Figure collection entries:
--- Begin ---
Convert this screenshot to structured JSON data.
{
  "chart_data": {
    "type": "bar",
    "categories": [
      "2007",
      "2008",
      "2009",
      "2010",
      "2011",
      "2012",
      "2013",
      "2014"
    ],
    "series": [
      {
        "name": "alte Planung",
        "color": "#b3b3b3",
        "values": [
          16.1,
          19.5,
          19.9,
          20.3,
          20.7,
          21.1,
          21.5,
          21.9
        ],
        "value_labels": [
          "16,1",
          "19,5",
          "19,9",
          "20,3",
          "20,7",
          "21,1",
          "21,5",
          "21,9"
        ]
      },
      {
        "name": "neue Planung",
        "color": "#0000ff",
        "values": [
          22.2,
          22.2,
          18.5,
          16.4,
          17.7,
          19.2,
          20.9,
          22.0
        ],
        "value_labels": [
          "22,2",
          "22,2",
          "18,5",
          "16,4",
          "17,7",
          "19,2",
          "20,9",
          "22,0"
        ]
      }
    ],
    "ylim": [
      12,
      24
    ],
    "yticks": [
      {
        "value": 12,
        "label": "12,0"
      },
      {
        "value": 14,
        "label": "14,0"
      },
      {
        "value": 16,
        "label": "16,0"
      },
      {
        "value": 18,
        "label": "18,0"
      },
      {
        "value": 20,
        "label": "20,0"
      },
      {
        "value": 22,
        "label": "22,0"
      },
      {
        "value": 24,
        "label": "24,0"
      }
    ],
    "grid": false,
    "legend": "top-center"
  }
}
--- End ---
Each line above must be printed exactly as it appears.

• [Result]
Convert this screenshot to structured JSON data.
{
  "chart_data": {
    "type": "bar",
    "categories": [
      "2007",
      "2008",
      "2009",
      "2010",
      "2011",
      "2012",
      "2013",
      "2014"
    ],
    "series": [
      {
        "name": "alte Planung",
        "color": "#b3b3b3",
        "values": [
          16.1,
          19.5,
          19.9,
          20.3,
          20.7,
          21.1,
          21.5,
          21.9
        ],
        "value_labels": [
          "16,1",
          "19,5",
          "19,9",
          "20,3",
          "20,7",
          "21,1",
          "21,5",
          "21,9"
        ]
      },
      {
        "name": "neue Planung",
        "color": "#0000ff",
        "values": [
          22.2,
          22.2,
          18.5,
          16.4,
          17.7,
          19.2,
          20.9,
          22.0
        ],
        "value_labels": [
          "22,2",
          "22,2",
          "18,5",
          "16,4",
          "17,7",
          "19,2",
          "20,9",
          "22,0"
        ]
      }
    ],
    "ylim": [
      12,
      24
    ],
    "yticks": [
      {
        "value": 12,
        "label": "12,0"
      },
      {
        "value": 14,
        "label": "14,0"
      },
      {
        "value": 16,
        "label": "16,0"
      },
      {
        "value": 18,
        "label": "18,0"
      },
      {
        "value": 20,
        "label": "20,0"
      },
      {
        "value": 22,
        "label": "22,0"
      },
      {
        "value": 24,
        "label": "24,0"
      }
    ],
    "grid": false,
    "legend": "top-center"
  }
}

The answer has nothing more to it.